## PROBLEM DESCRIPTION
From the entries that follow, list every line in which the string "size" appears.

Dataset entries
■ ■ ■

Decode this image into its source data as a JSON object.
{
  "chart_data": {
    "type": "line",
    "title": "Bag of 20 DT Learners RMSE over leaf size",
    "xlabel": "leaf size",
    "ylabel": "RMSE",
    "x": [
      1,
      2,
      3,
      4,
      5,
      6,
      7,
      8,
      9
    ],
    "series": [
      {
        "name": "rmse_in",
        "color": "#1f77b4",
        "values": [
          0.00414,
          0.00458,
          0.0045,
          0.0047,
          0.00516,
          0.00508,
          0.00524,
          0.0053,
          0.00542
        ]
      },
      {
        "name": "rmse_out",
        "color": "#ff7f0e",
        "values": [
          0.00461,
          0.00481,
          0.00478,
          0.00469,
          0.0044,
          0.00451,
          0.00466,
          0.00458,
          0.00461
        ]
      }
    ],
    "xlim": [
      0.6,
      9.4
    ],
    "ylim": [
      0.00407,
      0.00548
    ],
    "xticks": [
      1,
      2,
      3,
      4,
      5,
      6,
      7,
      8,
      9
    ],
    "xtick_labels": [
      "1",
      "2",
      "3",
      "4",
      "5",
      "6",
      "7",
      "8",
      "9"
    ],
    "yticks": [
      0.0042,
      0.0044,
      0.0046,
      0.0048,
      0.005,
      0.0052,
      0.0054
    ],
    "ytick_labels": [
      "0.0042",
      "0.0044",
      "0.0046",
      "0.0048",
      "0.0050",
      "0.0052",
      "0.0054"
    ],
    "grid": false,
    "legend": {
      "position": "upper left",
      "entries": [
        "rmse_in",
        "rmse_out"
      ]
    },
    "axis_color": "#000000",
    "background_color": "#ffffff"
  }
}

■ ■ ■

## ANSWER TO THE PROBLEM
    "title": "Bag of 20 DT Learners RMSE over leaf size",
    "xlabel": "leaf size",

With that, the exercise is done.